-- EXERCISE --
Answer these questions from the text on OIG reviews:
(a) Under "Voluntary Reporting of Fraud, Waste, and Abuse by Plan Sponsors," since what year is the reporting of Part D antifraud activity data to CMS reviewed?
(b) Under "Specialty Tier Formularies and Related Cost Sharing," what two things will OIG analyze the variation in?
(c) Under "Part D Drugs Approved and Registered by FDA," which agency's findings of safety and effectiveness are the drugs checked against?

-- EXERCISE TEXT --
---*---
Overview of CMS’s Contracting Landscape (New): OIG will provide an overview of the contracting landscape at CMS. CMS relies extensively on contractors to help it carry out its basic mission, including administration, management, and oversight if its health programs. This review will determine the number, types, and dollar amount of active CMS contracts and examine how CMS maintains all of its contract formation.
Medicare Integrity Program—CMS’s Overall Strategy (New): OIG will review CMS’s overall strategy to maintain the integrity of the Medicare. OIG will also determine how CMS allocates funds for MIP activities and review the measures CMS uses to evaluate the performance and overall effectiveness of the MIP.
Program Integrity—Beneficiary Use of Manufacturer Copayment Coupons (New): OIG will identify safeguards pharmaceutical manufacturers have in place to ensure that beneficiaries do not use copayment coupons to obtain prescription drugs paid for by Medicare Part D.
Program Integrity—Voluntary Reporting of Fraud, Waste, and Abuse by Plan Sponsors (New): OIG will review the extent to which plan sponsors offering Part D prescription drug coverage have voluntarily reported Part D antifraud activity data to CMS since 2010.
Pharmacy Benefit Managers—Part D Sponsors’ Oversight of Pharmacy Benefit Managers’ Administration of Plan Benefits (New): OIG will assess Part D sponsors’ abilities to oversee the ways in which pharmacy benefit managers (PBM) carry out their responsibilities to administer their formularies and manage prescription drug use.
Patient Safety and Quality of Care—Part D Drugs Approved and Registered by FDA: OIG will determine whether the drugs used in the Part D program were previously found to be safe and effective by the Food and Drug Administration (FDA) and whether Part D beneficiaries were dispensed only drugs that FDA had deemed safe and effective.
Drug Payments—Specialty Tier Formularies and Related Cost Sharing (New): OIG will analyze the variation in prescription drug plans’ (PDP) specialty tier formularies and beneficiary cost-sharing requirements.
---*---
-- DATA FOR ANALYSIS --
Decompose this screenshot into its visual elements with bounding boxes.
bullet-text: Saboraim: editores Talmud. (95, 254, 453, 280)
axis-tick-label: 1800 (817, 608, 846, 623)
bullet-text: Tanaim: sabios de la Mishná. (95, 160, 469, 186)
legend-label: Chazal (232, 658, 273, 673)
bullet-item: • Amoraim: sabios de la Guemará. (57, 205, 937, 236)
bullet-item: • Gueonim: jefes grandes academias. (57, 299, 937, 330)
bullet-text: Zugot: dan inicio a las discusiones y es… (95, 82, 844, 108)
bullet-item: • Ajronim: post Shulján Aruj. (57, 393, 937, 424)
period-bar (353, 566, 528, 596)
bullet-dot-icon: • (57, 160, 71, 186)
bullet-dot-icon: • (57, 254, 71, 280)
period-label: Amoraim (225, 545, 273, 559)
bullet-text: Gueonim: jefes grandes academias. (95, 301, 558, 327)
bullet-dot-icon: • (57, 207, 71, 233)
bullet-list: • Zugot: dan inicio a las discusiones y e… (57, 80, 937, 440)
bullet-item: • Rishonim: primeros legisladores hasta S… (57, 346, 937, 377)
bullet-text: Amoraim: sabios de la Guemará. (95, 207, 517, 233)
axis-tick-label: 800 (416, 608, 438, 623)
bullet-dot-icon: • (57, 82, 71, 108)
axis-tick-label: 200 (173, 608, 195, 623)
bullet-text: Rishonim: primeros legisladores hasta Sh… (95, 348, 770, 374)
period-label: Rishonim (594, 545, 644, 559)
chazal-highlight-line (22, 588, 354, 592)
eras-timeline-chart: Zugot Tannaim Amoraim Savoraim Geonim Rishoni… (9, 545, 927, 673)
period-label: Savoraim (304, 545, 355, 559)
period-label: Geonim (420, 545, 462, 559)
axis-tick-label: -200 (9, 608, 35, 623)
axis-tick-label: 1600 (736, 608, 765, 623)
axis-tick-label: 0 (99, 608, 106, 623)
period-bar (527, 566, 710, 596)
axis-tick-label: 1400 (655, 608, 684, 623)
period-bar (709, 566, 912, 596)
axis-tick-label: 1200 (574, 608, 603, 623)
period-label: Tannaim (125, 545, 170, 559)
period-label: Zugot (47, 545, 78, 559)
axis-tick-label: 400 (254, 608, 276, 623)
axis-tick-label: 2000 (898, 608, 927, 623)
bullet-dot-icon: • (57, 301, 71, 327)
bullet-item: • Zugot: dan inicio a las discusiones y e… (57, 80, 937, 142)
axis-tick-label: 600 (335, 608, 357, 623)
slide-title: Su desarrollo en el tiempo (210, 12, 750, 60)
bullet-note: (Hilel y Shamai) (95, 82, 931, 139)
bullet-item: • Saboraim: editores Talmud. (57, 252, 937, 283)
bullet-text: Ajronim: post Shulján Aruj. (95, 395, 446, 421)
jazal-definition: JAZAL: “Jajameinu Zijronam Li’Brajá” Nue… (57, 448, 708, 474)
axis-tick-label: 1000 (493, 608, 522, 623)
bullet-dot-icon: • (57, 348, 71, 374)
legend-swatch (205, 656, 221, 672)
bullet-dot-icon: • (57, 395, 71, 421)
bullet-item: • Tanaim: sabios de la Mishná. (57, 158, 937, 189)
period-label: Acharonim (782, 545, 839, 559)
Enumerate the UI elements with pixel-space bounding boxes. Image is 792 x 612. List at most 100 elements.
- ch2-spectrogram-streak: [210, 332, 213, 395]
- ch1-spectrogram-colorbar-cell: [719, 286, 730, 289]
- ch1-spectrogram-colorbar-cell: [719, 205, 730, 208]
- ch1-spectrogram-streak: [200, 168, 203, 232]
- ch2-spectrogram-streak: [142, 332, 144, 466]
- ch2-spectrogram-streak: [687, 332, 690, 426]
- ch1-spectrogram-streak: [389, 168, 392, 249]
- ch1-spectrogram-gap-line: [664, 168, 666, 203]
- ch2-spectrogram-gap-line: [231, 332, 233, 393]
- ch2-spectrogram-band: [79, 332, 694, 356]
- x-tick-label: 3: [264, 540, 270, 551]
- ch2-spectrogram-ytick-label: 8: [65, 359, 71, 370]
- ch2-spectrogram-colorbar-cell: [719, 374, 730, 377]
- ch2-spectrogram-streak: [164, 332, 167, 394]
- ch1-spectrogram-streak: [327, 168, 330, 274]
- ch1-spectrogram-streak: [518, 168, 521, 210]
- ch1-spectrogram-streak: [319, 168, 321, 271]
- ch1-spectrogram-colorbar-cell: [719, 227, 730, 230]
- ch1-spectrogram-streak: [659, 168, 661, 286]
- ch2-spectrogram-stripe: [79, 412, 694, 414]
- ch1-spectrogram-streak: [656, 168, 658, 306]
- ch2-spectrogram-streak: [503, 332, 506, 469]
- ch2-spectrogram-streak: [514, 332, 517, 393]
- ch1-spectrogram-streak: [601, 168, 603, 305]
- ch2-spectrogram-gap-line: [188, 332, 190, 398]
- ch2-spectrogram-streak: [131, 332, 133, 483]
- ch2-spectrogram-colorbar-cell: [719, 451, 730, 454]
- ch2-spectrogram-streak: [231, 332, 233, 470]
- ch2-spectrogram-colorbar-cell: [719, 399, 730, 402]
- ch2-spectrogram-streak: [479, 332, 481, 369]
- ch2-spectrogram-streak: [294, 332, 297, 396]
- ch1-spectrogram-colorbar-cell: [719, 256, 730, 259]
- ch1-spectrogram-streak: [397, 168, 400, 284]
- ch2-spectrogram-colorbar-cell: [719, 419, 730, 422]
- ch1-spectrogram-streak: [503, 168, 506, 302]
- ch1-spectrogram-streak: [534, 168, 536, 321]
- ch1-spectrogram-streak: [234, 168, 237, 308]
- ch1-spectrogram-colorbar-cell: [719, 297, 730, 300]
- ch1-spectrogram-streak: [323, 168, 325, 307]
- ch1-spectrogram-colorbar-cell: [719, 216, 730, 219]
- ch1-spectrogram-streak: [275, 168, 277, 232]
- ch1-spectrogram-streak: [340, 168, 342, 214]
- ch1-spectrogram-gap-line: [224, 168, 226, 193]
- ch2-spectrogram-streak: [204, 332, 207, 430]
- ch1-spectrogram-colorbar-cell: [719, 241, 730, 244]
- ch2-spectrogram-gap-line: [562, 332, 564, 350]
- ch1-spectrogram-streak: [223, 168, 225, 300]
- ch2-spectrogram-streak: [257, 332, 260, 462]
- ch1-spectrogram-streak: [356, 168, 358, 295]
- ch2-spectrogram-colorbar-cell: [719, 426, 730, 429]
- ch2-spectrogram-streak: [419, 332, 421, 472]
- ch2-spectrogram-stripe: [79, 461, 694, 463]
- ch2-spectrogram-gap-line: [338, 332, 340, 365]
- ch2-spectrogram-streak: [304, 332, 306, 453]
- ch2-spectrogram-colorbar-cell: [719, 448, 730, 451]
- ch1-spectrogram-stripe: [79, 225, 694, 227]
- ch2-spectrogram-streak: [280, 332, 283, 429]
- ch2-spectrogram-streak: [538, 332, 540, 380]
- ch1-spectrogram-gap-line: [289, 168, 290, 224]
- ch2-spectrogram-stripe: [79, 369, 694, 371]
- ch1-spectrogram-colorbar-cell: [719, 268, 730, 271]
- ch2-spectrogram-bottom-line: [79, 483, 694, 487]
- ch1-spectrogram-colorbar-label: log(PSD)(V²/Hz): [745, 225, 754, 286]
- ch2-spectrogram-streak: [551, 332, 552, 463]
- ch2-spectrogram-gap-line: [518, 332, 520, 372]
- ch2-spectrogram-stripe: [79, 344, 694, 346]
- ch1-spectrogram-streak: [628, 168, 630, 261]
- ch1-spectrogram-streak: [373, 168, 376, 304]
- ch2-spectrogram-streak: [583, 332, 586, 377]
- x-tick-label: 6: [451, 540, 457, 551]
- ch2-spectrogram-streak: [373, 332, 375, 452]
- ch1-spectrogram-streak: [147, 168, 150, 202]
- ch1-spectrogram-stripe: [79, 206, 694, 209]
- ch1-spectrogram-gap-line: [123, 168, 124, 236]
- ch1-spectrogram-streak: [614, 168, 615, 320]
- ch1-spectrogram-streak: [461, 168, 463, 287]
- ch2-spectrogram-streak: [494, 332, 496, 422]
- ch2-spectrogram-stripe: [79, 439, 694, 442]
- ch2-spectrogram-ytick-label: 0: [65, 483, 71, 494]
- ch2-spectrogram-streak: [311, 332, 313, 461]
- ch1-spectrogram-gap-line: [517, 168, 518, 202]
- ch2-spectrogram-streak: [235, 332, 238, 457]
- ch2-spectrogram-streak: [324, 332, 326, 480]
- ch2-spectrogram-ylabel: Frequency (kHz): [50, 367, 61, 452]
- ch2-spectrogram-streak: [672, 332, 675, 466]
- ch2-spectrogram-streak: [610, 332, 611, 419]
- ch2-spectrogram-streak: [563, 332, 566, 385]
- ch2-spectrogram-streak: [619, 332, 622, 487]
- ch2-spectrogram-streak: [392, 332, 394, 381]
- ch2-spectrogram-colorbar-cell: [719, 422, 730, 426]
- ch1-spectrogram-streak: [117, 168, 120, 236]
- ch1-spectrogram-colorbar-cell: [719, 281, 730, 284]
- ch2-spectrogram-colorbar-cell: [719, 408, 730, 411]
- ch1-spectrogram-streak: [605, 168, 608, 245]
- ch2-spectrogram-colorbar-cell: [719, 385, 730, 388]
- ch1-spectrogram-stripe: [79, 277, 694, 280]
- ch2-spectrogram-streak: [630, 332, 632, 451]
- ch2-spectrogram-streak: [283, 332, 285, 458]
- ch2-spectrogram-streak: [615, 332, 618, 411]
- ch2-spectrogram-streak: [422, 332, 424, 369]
---*---
-- RESULT --
(a) 2010
(b) Prescription drug plans' (PDP) specialty tier formularies and beneficiary cost-sharing requirements
(c) The Food and Drug Administration (FDA)